Work to do: Copy every line with the string "Anode" in it.

(Stored items)
■ ■ ■

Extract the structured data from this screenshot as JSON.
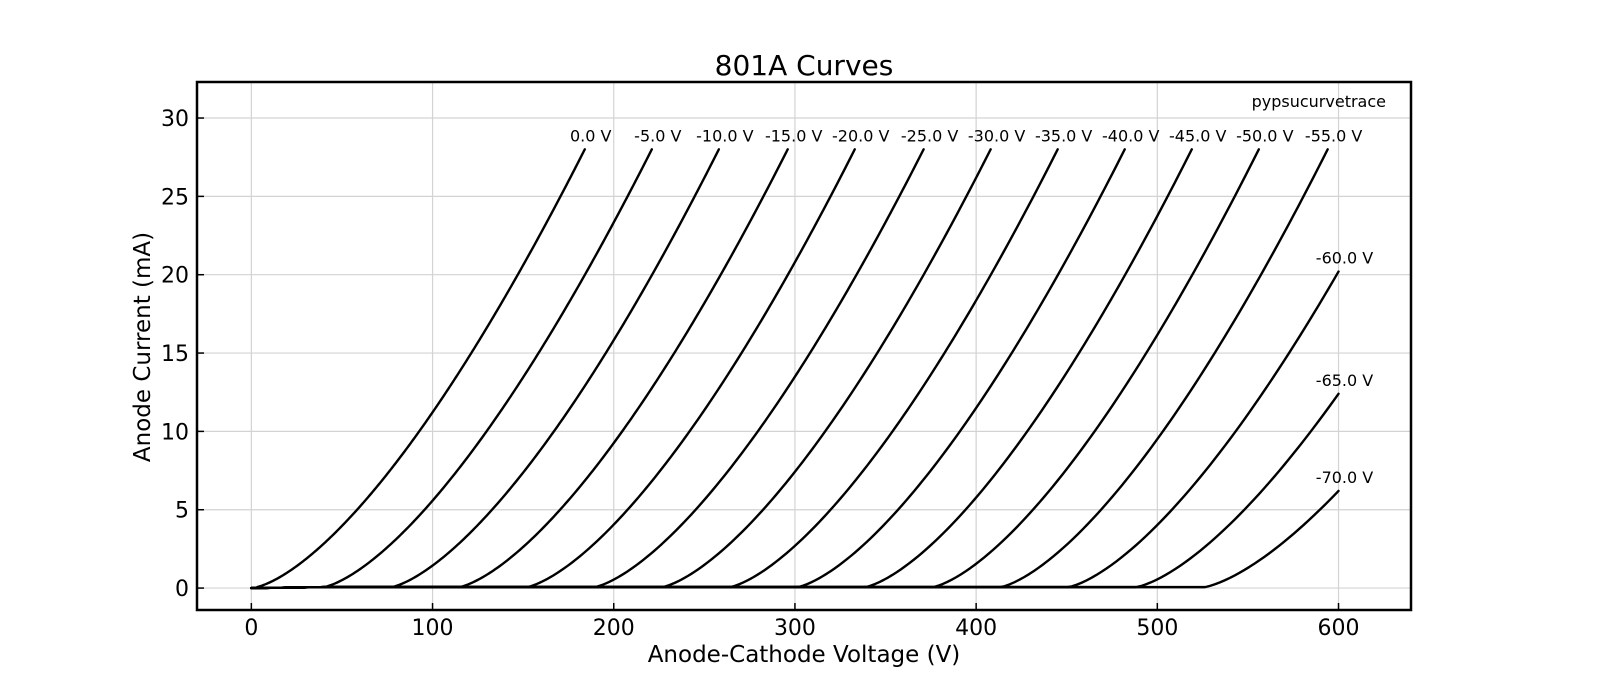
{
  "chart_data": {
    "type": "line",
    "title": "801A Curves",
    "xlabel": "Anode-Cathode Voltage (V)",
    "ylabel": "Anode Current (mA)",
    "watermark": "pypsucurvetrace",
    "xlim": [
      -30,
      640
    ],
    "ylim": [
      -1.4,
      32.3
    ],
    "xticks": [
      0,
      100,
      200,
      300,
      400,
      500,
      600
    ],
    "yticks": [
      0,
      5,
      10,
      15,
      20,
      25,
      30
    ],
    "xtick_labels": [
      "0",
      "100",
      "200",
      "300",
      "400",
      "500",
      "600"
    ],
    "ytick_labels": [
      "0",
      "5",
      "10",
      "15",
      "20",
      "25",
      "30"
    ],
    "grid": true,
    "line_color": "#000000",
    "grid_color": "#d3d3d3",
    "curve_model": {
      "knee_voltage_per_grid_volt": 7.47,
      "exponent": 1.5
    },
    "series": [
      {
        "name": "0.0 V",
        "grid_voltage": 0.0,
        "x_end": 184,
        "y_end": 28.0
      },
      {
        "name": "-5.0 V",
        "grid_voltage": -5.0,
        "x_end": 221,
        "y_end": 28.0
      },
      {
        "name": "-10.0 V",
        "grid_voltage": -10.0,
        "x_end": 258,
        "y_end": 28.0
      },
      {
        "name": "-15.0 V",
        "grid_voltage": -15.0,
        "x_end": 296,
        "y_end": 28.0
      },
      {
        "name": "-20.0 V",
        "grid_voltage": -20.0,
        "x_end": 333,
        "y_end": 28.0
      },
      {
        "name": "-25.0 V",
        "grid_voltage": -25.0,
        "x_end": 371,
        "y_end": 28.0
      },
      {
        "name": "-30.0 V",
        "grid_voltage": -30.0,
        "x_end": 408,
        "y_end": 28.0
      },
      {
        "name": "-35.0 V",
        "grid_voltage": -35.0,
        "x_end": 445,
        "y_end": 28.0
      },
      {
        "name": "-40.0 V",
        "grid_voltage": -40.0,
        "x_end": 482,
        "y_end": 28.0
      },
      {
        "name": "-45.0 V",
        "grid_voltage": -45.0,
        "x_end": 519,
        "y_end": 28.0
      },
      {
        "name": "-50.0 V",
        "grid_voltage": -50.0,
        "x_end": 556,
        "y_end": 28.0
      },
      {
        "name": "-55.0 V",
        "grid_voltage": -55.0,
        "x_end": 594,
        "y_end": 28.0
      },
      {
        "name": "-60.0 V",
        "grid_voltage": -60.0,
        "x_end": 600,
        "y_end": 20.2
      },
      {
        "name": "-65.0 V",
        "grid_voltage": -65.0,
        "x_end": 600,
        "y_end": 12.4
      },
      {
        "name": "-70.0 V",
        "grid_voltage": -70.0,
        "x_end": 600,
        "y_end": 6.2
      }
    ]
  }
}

■ ■ ■

Correct answer:
    "xlabel": "Anode-Cathode Voltage (V)",
    "ylabel": "Anode Current (mA)",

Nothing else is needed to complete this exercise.